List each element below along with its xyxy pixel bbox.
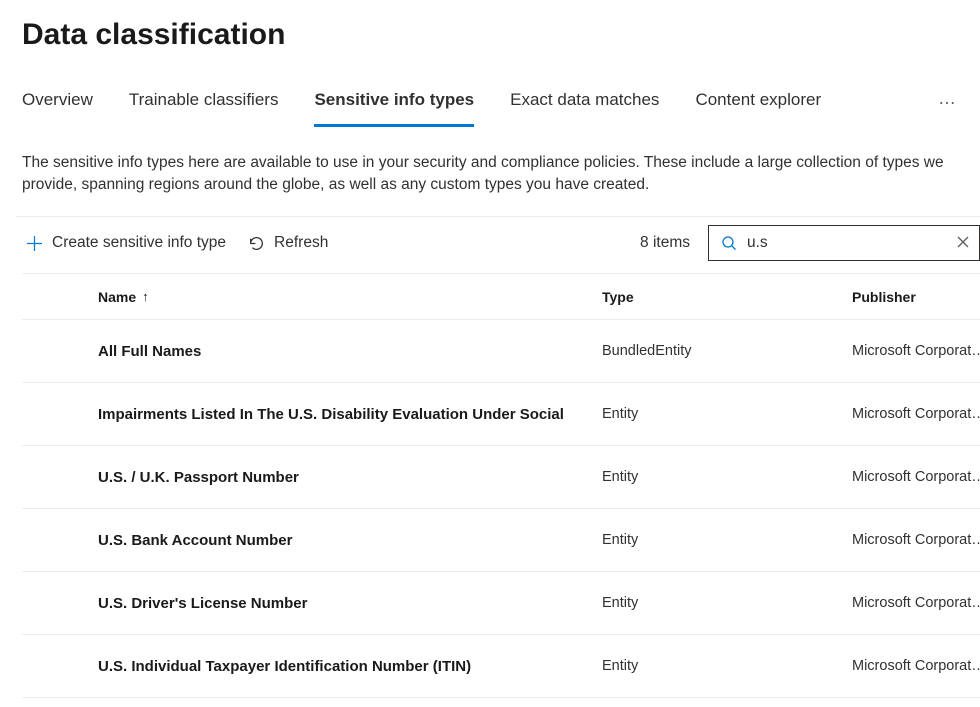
table-header: Name ↑ Type Publisher (22, 274, 980, 320)
cell-publisher: Microsoft Corporat… (852, 406, 980, 422)
cell-type: Entity (602, 595, 852, 611)
search-input[interactable] (747, 234, 947, 252)
column-header-name-label: Name (98, 289, 136, 305)
refresh-icon (248, 235, 265, 252)
cell-type: BundledEntity (602, 343, 852, 359)
page-title: Data classification (22, 18, 980, 52)
cell-type: Entity (602, 469, 852, 485)
cell-name: U.S. Driver's License Number (82, 595, 602, 612)
search-icon (721, 235, 737, 251)
cell-publisher: Microsoft Corporat… (852, 532, 980, 548)
tab-content-explorer[interactable]: Content explorer (695, 80, 821, 127)
table-row[interactable]: U.S. Individual Taxpayer Identification … (22, 635, 980, 698)
tabs-overflow-button[interactable]: … (938, 88, 958, 119)
cell-name: All Full Names (82, 343, 602, 360)
page-description: The sensitive info types here are availa… (22, 152, 958, 196)
cell-type: Entity (602, 406, 852, 422)
table-row[interactable]: U.S. Bank Account Number Entity Microsof… (22, 509, 980, 572)
column-header-type[interactable]: Type (602, 289, 852, 305)
search-box[interactable] (708, 225, 980, 261)
tabs: Overview Trainable classifiers Sensitive… (22, 80, 980, 128)
sort-ascending-icon: ↑ (142, 289, 149, 304)
tab-sensitive-info-types[interactable]: Sensitive info types (314, 80, 474, 127)
cell-name: U.S. / U.K. Passport Number (82, 469, 602, 486)
refresh-button-label: Refresh (274, 234, 328, 252)
create-button-label: Create sensitive info type (52, 234, 226, 252)
clear-search-icon[interactable] (957, 235, 969, 251)
cell-name: U.S. Bank Account Number (82, 532, 602, 549)
tab-exact-data-matches[interactable]: Exact data matches (510, 80, 659, 127)
create-button[interactable]: Create sensitive info type (26, 234, 226, 252)
item-count: 8 items (640, 234, 690, 252)
toolbar: Create sensitive info type Refresh 8 ite… (16, 216, 980, 273)
refresh-button[interactable]: Refresh (248, 234, 328, 252)
column-header-publisher[interactable]: Publisher (852, 289, 980, 305)
table-row[interactable]: Impairments Listed In The U.S. Disabilit… (22, 383, 980, 446)
cell-publisher: Microsoft Corporat… (852, 595, 980, 611)
cell-type: Entity (602, 658, 852, 674)
plus-icon (26, 235, 43, 252)
cell-publisher: Microsoft Corporat… (852, 343, 980, 359)
table-row[interactable]: U.S. / U.K. Passport Number Entity Micro… (22, 446, 980, 509)
table-row[interactable]: All Full Names BundledEntity Microsoft C… (22, 320, 980, 383)
tab-trainable-classifiers[interactable]: Trainable classifiers (129, 80, 279, 127)
cell-publisher: Microsoft Corporat… (852, 658, 980, 674)
table: Name ↑ Type Publisher All Full Names Bun… (22, 273, 980, 698)
tab-overview[interactable]: Overview (22, 80, 93, 127)
cell-publisher: Microsoft Corporat… (852, 469, 980, 485)
cell-name: Impairments Listed In The U.S. Disabilit… (82, 406, 602, 423)
cell-name: U.S. Individual Taxpayer Identification … (82, 658, 602, 675)
column-header-name[interactable]: Name ↑ (82, 289, 602, 305)
table-row[interactable]: U.S. Driver's License Number Entity Micr… (22, 572, 980, 635)
cell-type: Entity (602, 532, 852, 548)
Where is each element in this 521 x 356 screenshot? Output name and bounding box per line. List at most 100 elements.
■ ■ ■ ■ ■ ■ ■
Copy every row above word for word, leaving out the picture.

Finished exercise |
List each element below along with its xyxy pixel bbox.
table-header: Name ↑ Type Publisher (22, 274, 980, 320)
cell-publisher: Microsoft Corporat… (852, 406, 980, 422)
cell-type: Entity (602, 595, 852, 611)
search-input[interactable] (747, 234, 947, 252)
column-header-name-label: Name (98, 289, 136, 305)
refresh-icon (248, 235, 265, 252)
cell-type: BundledEntity (602, 343, 852, 359)
page-title: Data classification (22, 18, 980, 52)
cell-type: Entity (602, 469, 852, 485)
cell-name: U.S. Driver's License Number (82, 595, 602, 612)
search-icon (721, 235, 737, 251)
cell-publisher: Microsoft Corporat… (852, 532, 980, 548)
tab-content-explorer[interactable]: Content explorer (695, 80, 821, 127)
table-row[interactable]: U.S. Individual Taxpayer Identification … (22, 635, 980, 698)
tabs-overflow-button[interactable]: … (938, 88, 958, 119)
cell-name: All Full Names (82, 343, 602, 360)
page-description: The sensitive info types here are availa… (22, 152, 958, 196)
cell-type: Entity (602, 406, 852, 422)
table-row[interactable]: U.S. Bank Account Number Entity Microsof… (22, 509, 980, 572)
column-header-type[interactable]: Type (602, 289, 852, 305)
search-box[interactable] (708, 225, 980, 261)
tabs: Overview Trainable classifiers Sensitive… (22, 80, 980, 128)
sort-ascending-icon: ↑ (142, 289, 149, 304)
tab-sensitive-info-types[interactable]: Sensitive info types (314, 80, 474, 127)
cell-name: U.S. / U.K. Passport Number (82, 469, 602, 486)
refresh-button-label: Refresh (274, 234, 328, 252)
create-button-label: Create sensitive info type (52, 234, 226, 252)
clear-search-icon[interactable] (957, 235, 969, 251)
cell-name: U.S. Bank Account Number (82, 532, 602, 549)
tab-exact-data-matches[interactable]: Exact data matches (510, 80, 659, 127)
create-button[interactable]: Create sensitive info type (26, 234, 226, 252)
item-count: 8 items (640, 234, 690, 252)
toolbar: Create sensitive info type Refresh 8 ite… (16, 216, 980, 273)
refresh-button[interactable]: Refresh (248, 234, 328, 252)
column-header-publisher[interactable]: Publisher (852, 289, 980, 305)
table-row[interactable]: Impairments Listed In The U.S. Disabilit… (22, 383, 980, 446)
cell-publisher: Microsoft Corporat… (852, 595, 980, 611)
cell-type: Entity (602, 658, 852, 674)
plus-icon (26, 235, 43, 252)
cell-publisher: Microsoft Corporat… (852, 343, 980, 359)
table-row[interactable]: U.S. / U.K. Passport Number Entity Micro… (22, 446, 980, 509)
table-row[interactable]: All Full Names BundledEntity Microsoft C… (22, 320, 980, 383)
tab-trainable-classifiers[interactable]: Trainable classifiers (129, 80, 279, 127)
cell-publisher: Microsoft Corporat… (852, 658, 980, 674)
table: Name ↑ Type Publisher All Full Names Bun… (22, 273, 980, 698)
tab-overview[interactable]: Overview (22, 80, 93, 127)
cell-publisher: Microsoft Corporat… (852, 469, 980, 485)
cell-name: Impairments Listed In The U.S. Disabilit… (82, 406, 602, 423)
cell-name: U.S. Individual Taxpayer Identification … (82, 658, 602, 675)
column-header-name[interactable]: Name ↑ (82, 289, 602, 305)
table-row[interactable]: U.S. Driver's License Number Entity Micr… (22, 572, 980, 635)
cell-type: Entity (602, 532, 852, 548)
Where is each element in this 521 x 356 screenshot? Output name and bounding box per line. List at most 100 elements.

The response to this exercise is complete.